-- BEGIN --

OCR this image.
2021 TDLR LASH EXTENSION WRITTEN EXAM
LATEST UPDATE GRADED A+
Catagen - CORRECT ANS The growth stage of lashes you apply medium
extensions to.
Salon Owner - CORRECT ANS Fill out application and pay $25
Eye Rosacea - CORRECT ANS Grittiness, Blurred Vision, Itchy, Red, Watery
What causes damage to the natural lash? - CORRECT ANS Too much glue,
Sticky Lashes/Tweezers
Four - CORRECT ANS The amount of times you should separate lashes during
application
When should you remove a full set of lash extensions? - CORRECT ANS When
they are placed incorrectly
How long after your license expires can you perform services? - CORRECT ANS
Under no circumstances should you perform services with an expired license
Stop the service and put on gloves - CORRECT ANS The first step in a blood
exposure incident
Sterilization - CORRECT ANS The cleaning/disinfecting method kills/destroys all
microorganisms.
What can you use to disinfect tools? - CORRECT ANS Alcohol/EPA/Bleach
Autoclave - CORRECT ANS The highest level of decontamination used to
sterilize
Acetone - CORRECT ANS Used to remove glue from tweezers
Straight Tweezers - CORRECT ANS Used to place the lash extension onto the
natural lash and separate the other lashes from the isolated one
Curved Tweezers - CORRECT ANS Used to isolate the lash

-- END --

=== What to work on ===
Go through the lines above. Select every one that has the string "extensions".

=== Written solution ===
extensions to.
When should you remove a full set of lash extensions? - CORRECT ANS When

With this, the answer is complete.